Copy every entry word for word, but skip the pictures.

**Structured figure records:**
---*---

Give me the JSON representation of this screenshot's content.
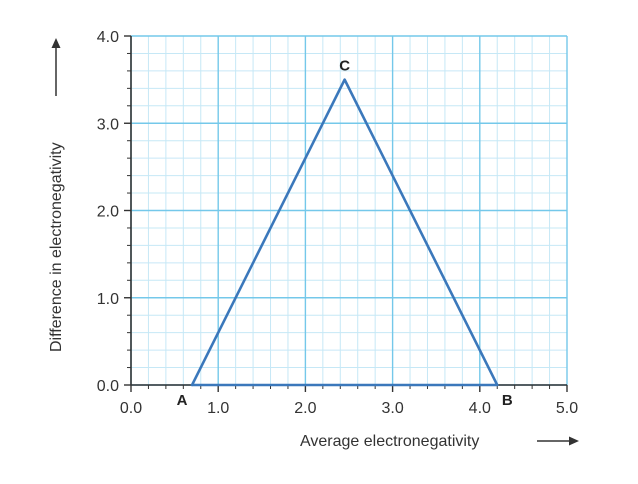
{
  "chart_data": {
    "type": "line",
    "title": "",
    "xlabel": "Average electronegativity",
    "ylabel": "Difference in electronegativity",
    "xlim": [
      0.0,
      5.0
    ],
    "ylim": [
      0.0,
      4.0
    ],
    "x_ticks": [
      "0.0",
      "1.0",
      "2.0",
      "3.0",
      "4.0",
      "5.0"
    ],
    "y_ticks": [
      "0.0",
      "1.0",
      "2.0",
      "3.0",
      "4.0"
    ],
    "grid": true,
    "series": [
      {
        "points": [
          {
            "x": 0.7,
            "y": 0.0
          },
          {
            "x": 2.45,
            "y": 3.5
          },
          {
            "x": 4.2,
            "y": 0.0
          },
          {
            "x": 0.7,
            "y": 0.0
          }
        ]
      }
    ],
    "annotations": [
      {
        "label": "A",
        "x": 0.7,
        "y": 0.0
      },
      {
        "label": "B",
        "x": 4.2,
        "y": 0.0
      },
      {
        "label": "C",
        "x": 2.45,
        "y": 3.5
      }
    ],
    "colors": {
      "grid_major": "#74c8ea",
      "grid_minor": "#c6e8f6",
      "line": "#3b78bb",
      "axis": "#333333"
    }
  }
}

---*---

**OUTPUT FOR THIS EXERCISE:**
Give me the JSON representation of this screenshot's content.
{
  "chart_data": {
    "type": "line",
    "title": "",
    "xlabel": "Average electronegativity",
    "ylabel": "Difference in electronegativity",
    "xlim": [
      0.0,
      5.0
    ],
    "ylim": [
      0.0,
      4.0
    ],
    "x_ticks": [
      "0.0",
      "1.0",
      "2.0",
      "3.0",
      "4.0",
      "5.0"
    ],
    "y_ticks": [
      "0.0",
      "1.0",
      "2.0",
      "3.0",
      "4.0"
    ],
    "grid": true,
    "series": [
      {
        "points": [
          {
            "x": 0.7,
            "y": 0.0
          },
          {
            "x": 2.45,
            "y": 3.5
          },
          {
            "x": 4.2,
            "y": 0.0
          },
          {
            "x": 0.7,
            "y": 0.0
          }
        ]
      }
    ],
    "annotations": [
      {
        "label": "A",
        "x": 0.7,
        "y": 0.0
      },
      {
        "label": "B",
        "x": 4.2,
        "y": 0.0
      },
      {
        "label": "C",
        "x": 2.45,
        "y": 3.5
      }
    ],
    "colors": {
      "grid_major": "#74c8ea",
      "grid_minor": "#c6e8f6",
      "line": "#3b78bb",
      "axis": "#333333"
    }
  }
}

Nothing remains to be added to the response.